++++ Materials provided

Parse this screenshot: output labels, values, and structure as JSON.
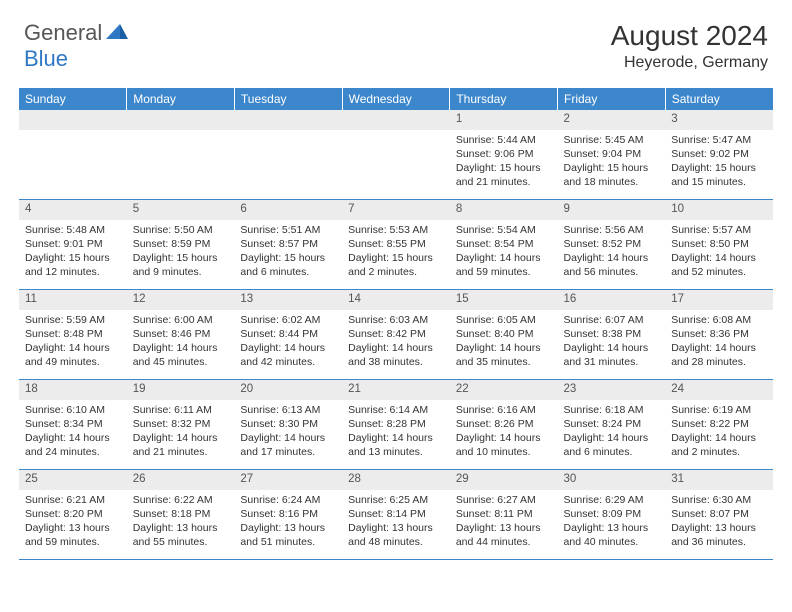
{
  "logo": {
    "text1": "General",
    "text2": "Blue"
  },
  "title": "August 2024",
  "location": "Heyerode, Germany",
  "colors": {
    "header_bg": "#3c87cc",
    "header_fg": "#ffffff",
    "daynum_bg": "#ececec",
    "divider": "#3c87cc",
    "text": "#333333",
    "logo_gray": "#565656",
    "logo_blue": "#2f78c4"
  },
  "day_headers": [
    "Sunday",
    "Monday",
    "Tuesday",
    "Wednesday",
    "Thursday",
    "Friday",
    "Saturday"
  ],
  "weeks": [
    {
      "nums": [
        "",
        "",
        "",
        "",
        "1",
        "2",
        "3"
      ],
      "cells": [
        {
          "sunrise": "",
          "sunset": "",
          "daylight": ""
        },
        {
          "sunrise": "",
          "sunset": "",
          "daylight": ""
        },
        {
          "sunrise": "",
          "sunset": "",
          "daylight": ""
        },
        {
          "sunrise": "",
          "sunset": "",
          "daylight": ""
        },
        {
          "sunrise": "Sunrise: 5:44 AM",
          "sunset": "Sunset: 9:06 PM",
          "daylight": "Daylight: 15 hours and 21 minutes."
        },
        {
          "sunrise": "Sunrise: 5:45 AM",
          "sunset": "Sunset: 9:04 PM",
          "daylight": "Daylight: 15 hours and 18 minutes."
        },
        {
          "sunrise": "Sunrise: 5:47 AM",
          "sunset": "Sunset: 9:02 PM",
          "daylight": "Daylight: 15 hours and 15 minutes."
        }
      ]
    },
    {
      "nums": [
        "4",
        "5",
        "6",
        "7",
        "8",
        "9",
        "10"
      ],
      "cells": [
        {
          "sunrise": "Sunrise: 5:48 AM",
          "sunset": "Sunset: 9:01 PM",
          "daylight": "Daylight: 15 hours and 12 minutes."
        },
        {
          "sunrise": "Sunrise: 5:50 AM",
          "sunset": "Sunset: 8:59 PM",
          "daylight": "Daylight: 15 hours and 9 minutes."
        },
        {
          "sunrise": "Sunrise: 5:51 AM",
          "sunset": "Sunset: 8:57 PM",
          "daylight": "Daylight: 15 hours and 6 minutes."
        },
        {
          "sunrise": "Sunrise: 5:53 AM",
          "sunset": "Sunset: 8:55 PM",
          "daylight": "Daylight: 15 hours and 2 minutes."
        },
        {
          "sunrise": "Sunrise: 5:54 AM",
          "sunset": "Sunset: 8:54 PM",
          "daylight": "Daylight: 14 hours and 59 minutes."
        },
        {
          "sunrise": "Sunrise: 5:56 AM",
          "sunset": "Sunset: 8:52 PM",
          "daylight": "Daylight: 14 hours and 56 minutes."
        },
        {
          "sunrise": "Sunrise: 5:57 AM",
          "sunset": "Sunset: 8:50 PM",
          "daylight": "Daylight: 14 hours and 52 minutes."
        }
      ]
    },
    {
      "nums": [
        "11",
        "12",
        "13",
        "14",
        "15",
        "16",
        "17"
      ],
      "cells": [
        {
          "sunrise": "Sunrise: 5:59 AM",
          "sunset": "Sunset: 8:48 PM",
          "daylight": "Daylight: 14 hours and 49 minutes."
        },
        {
          "sunrise": "Sunrise: 6:00 AM",
          "sunset": "Sunset: 8:46 PM",
          "daylight": "Daylight: 14 hours and 45 minutes."
        },
        {
          "sunrise": "Sunrise: 6:02 AM",
          "sunset": "Sunset: 8:44 PM",
          "daylight": "Daylight: 14 hours and 42 minutes."
        },
        {
          "sunrise": "Sunrise: 6:03 AM",
          "sunset": "Sunset: 8:42 PM",
          "daylight": "Daylight: 14 hours and 38 minutes."
        },
        {
          "sunrise": "Sunrise: 6:05 AM",
          "sunset": "Sunset: 8:40 PM",
          "daylight": "Daylight: 14 hours and 35 minutes."
        },
        {
          "sunrise": "Sunrise: 6:07 AM",
          "sunset": "Sunset: 8:38 PM",
          "daylight": "Daylight: 14 hours and 31 minutes."
        },
        {
          "sunrise": "Sunrise: 6:08 AM",
          "sunset": "Sunset: 8:36 PM",
          "daylight": "Daylight: 14 hours and 28 minutes."
        }
      ]
    },
    {
      "nums": [
        "18",
        "19",
        "20",
        "21",
        "22",
        "23",
        "24"
      ],
      "cells": [
        {
          "sunrise": "Sunrise: 6:10 AM",
          "sunset": "Sunset: 8:34 PM",
          "daylight": "Daylight: 14 hours and 24 minutes."
        },
        {
          "sunrise": "Sunrise: 6:11 AM",
          "sunset": "Sunset: 8:32 PM",
          "daylight": "Daylight: 14 hours and 21 minutes."
        },
        {
          "sunrise": "Sunrise: 6:13 AM",
          "sunset": "Sunset: 8:30 PM",
          "daylight": "Daylight: 14 hours and 17 minutes."
        },
        {
          "sunrise": "Sunrise: 6:14 AM",
          "sunset": "Sunset: 8:28 PM",
          "daylight": "Daylight: 14 hours and 13 minutes."
        },
        {
          "sunrise": "Sunrise: 6:16 AM",
          "sunset": "Sunset: 8:26 PM",
          "daylight": "Daylight: 14 hours and 10 minutes."
        },
        {
          "sunrise": "Sunrise: 6:18 AM",
          "sunset": "Sunset: 8:24 PM",
          "daylight": "Daylight: 14 hours and 6 minutes."
        },
        {
          "sunrise": "Sunrise: 6:19 AM",
          "sunset": "Sunset: 8:22 PM",
          "daylight": "Daylight: 14 hours and 2 minutes."
        }
      ]
    },
    {
      "nums": [
        "25",
        "26",
        "27",
        "28",
        "29",
        "30",
        "31"
      ],
      "cells": [
        {
          "sunrise": "Sunrise: 6:21 AM",
          "sunset": "Sunset: 8:20 PM",
          "daylight": "Daylight: 13 hours and 59 minutes."
        },
        {
          "sunrise": "Sunrise: 6:22 AM",
          "sunset": "Sunset: 8:18 PM",
          "daylight": "Daylight: 13 hours and 55 minutes."
        },
        {
          "sunrise": "Sunrise: 6:24 AM",
          "sunset": "Sunset: 8:16 PM",
          "daylight": "Daylight: 13 hours and 51 minutes."
        },
        {
          "sunrise": "Sunrise: 6:25 AM",
          "sunset": "Sunset: 8:14 PM",
          "daylight": "Daylight: 13 hours and 48 minutes."
        },
        {
          "sunrise": "Sunrise: 6:27 AM",
          "sunset": "Sunset: 8:11 PM",
          "daylight": "Daylight: 13 hours and 44 minutes."
        },
        {
          "sunrise": "Sunrise: 6:29 AM",
          "sunset": "Sunset: 8:09 PM",
          "daylight": "Daylight: 13 hours and 40 minutes."
        },
        {
          "sunrise": "Sunrise: 6:30 AM",
          "sunset": "Sunset: 8:07 PM",
          "daylight": "Daylight: 13 hours and 36 minutes."
        }
      ]
    }
  ]
}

++++++++

(What is expected):
Copy every record above exactly as written, but leave out the pictures.

(Finished answer):
Parse this screenshot: output labels, values, and structure as JSON.
{
  "logo": {
    "text1": "General",
    "text2": "Blue"
  },
  "title": "August 2024",
  "location": "Heyerode, Germany",
  "colors": {
    "header_bg": "#3c87cc",
    "header_fg": "#ffffff",
    "daynum_bg": "#ececec",
    "divider": "#3c87cc",
    "text": "#333333",
    "logo_gray": "#565656",
    "logo_blue": "#2f78c4"
  },
  "day_headers": [
    "Sunday",
    "Monday",
    "Tuesday",
    "Wednesday",
    "Thursday",
    "Friday",
    "Saturday"
  ],
  "weeks": [
    {
      "nums": [
        "",
        "",
        "",
        "",
        "1",
        "2",
        "3"
      ],
      "cells": [
        {
          "sunrise": "",
          "sunset": "",
          "daylight": ""
        },
        {
          "sunrise": "",
          "sunset": "",
          "daylight": ""
        },
        {
          "sunrise": "",
          "sunset": "",
          "daylight": ""
        },
        {
          "sunrise": "",
          "sunset": "",
          "daylight": ""
        },
        {
          "sunrise": "Sunrise: 5:44 AM",
          "sunset": "Sunset: 9:06 PM",
          "daylight": "Daylight: 15 hours and 21 minutes."
        },
        {
          "sunrise": "Sunrise: 5:45 AM",
          "sunset": "Sunset: 9:04 PM",
          "daylight": "Daylight: 15 hours and 18 minutes."
        },
        {
          "sunrise": "Sunrise: 5:47 AM",
          "sunset": "Sunset: 9:02 PM",
          "daylight": "Daylight: 15 hours and 15 minutes."
        }
      ]
    },
    {
      "nums": [
        "4",
        "5",
        "6",
        "7",
        "8",
        "9",
        "10"
      ],
      "cells": [
        {
          "sunrise": "Sunrise: 5:48 AM",
          "sunset": "Sunset: 9:01 PM",
          "daylight": "Daylight: 15 hours and 12 minutes."
        },
        {
          "sunrise": "Sunrise: 5:50 AM",
          "sunset": "Sunset: 8:59 PM",
          "daylight": "Daylight: 15 hours and 9 minutes."
        },
        {
          "sunrise": "Sunrise: 5:51 AM",
          "sunset": "Sunset: 8:57 PM",
          "daylight": "Daylight: 15 hours and 6 minutes."
        },
        {
          "sunrise": "Sunrise: 5:53 AM",
          "sunset": "Sunset: 8:55 PM",
          "daylight": "Daylight: 15 hours and 2 minutes."
        },
        {
          "sunrise": "Sunrise: 5:54 AM",
          "sunset": "Sunset: 8:54 PM",
          "daylight": "Daylight: 14 hours and 59 minutes."
        },
        {
          "sunrise": "Sunrise: 5:56 AM",
          "sunset": "Sunset: 8:52 PM",
          "daylight": "Daylight: 14 hours and 56 minutes."
        },
        {
          "sunrise": "Sunrise: 5:57 AM",
          "sunset": "Sunset: 8:50 PM",
          "daylight": "Daylight: 14 hours and 52 minutes."
        }
      ]
    },
    {
      "nums": [
        "11",
        "12",
        "13",
        "14",
        "15",
        "16",
        "17"
      ],
      "cells": [
        {
          "sunrise": "Sunrise: 5:59 AM",
          "sunset": "Sunset: 8:48 PM",
          "daylight": "Daylight: 14 hours and 49 minutes."
        },
        {
          "sunrise": "Sunrise: 6:00 AM",
          "sunset": "Sunset: 8:46 PM",
          "daylight": "Daylight: 14 hours and 45 minutes."
        },
        {
          "sunrise": "Sunrise: 6:02 AM",
          "sunset": "Sunset: 8:44 PM",
          "daylight": "Daylight: 14 hours and 42 minutes."
        },
        {
          "sunrise": "Sunrise: 6:03 AM",
          "sunset": "Sunset: 8:42 PM",
          "daylight": "Daylight: 14 hours and 38 minutes."
        },
        {
          "sunrise": "Sunrise: 6:05 AM",
          "sunset": "Sunset: 8:40 PM",
          "daylight": "Daylight: 14 hours and 35 minutes."
        },
        {
          "sunrise": "Sunrise: 6:07 AM",
          "sunset": "Sunset: 8:38 PM",
          "daylight": "Daylight: 14 hours and 31 minutes."
        },
        {
          "sunrise": "Sunrise: 6:08 AM",
          "sunset": "Sunset: 8:36 PM",
          "daylight": "Daylight: 14 hours and 28 minutes."
        }
      ]
    },
    {
      "nums": [
        "18",
        "19",
        "20",
        "21",
        "22",
        "23",
        "24"
      ],
      "cells": [
        {
          "sunrise": "Sunrise: 6:10 AM",
          "sunset": "Sunset: 8:34 PM",
          "daylight": "Daylight: 14 hours and 24 minutes."
        },
        {
          "sunrise": "Sunrise: 6:11 AM",
          "sunset": "Sunset: 8:32 PM",
          "daylight": "Daylight: 14 hours and 21 minutes."
        },
        {
          "sunrise": "Sunrise: 6:13 AM",
          "sunset": "Sunset: 8:30 PM",
          "daylight": "Daylight: 14 hours and 17 minutes."
        },
        {
          "sunrise": "Sunrise: 6:14 AM",
          "sunset": "Sunset: 8:28 PM",
          "daylight": "Daylight: 14 hours and 13 minutes."
        },
        {
          "sunrise": "Sunrise: 6:16 AM",
          "sunset": "Sunset: 8:26 PM",
          "daylight": "Daylight: 14 hours and 10 minutes."
        },
        {
          "sunrise": "Sunrise: 6:18 AM",
          "sunset": "Sunset: 8:24 PM",
          "daylight": "Daylight: 14 hours and 6 minutes."
        },
        {
          "sunrise": "Sunrise: 6:19 AM",
          "sunset": "Sunset: 8:22 PM",
          "daylight": "Daylight: 14 hours and 2 minutes."
        }
      ]
    },
    {
      "nums": [
        "25",
        "26",
        "27",
        "28",
        "29",
        "30",
        "31"
      ],
      "cells": [
        {
          "sunrise": "Sunrise: 6:21 AM",
          "sunset": "Sunset: 8:20 PM",
          "daylight": "Daylight: 13 hours and 59 minutes."
        },
        {
          "sunrise": "Sunrise: 6:22 AM",
          "sunset": "Sunset: 8:18 PM",
          "daylight": "Daylight: 13 hours and 55 minutes."
        },
        {
          "sunrise": "Sunrise: 6:24 AM",
          "sunset": "Sunset: 8:16 PM",
          "daylight": "Daylight: 13 hours and 51 minutes."
        },
        {
          "sunrise": "Sunrise: 6:25 AM",
          "sunset": "Sunset: 8:14 PM",
          "daylight": "Daylight: 13 hours and 48 minutes."
        },
        {
          "sunrise": "Sunrise: 6:27 AM",
          "sunset": "Sunset: 8:11 PM",
          "daylight": "Daylight: 13 hours and 44 minutes."
        },
        {
          "sunrise": "Sunrise: 6:29 AM",
          "sunset": "Sunset: 8:09 PM",
          "daylight": "Daylight: 13 hours and 40 minutes."
        },
        {
          "sunrise": "Sunrise: 6:30 AM",
          "sunset": "Sunset: 8:07 PM",
          "daylight": "Daylight: 13 hours and 36 minutes."
        }
      ]
    }
  ]
}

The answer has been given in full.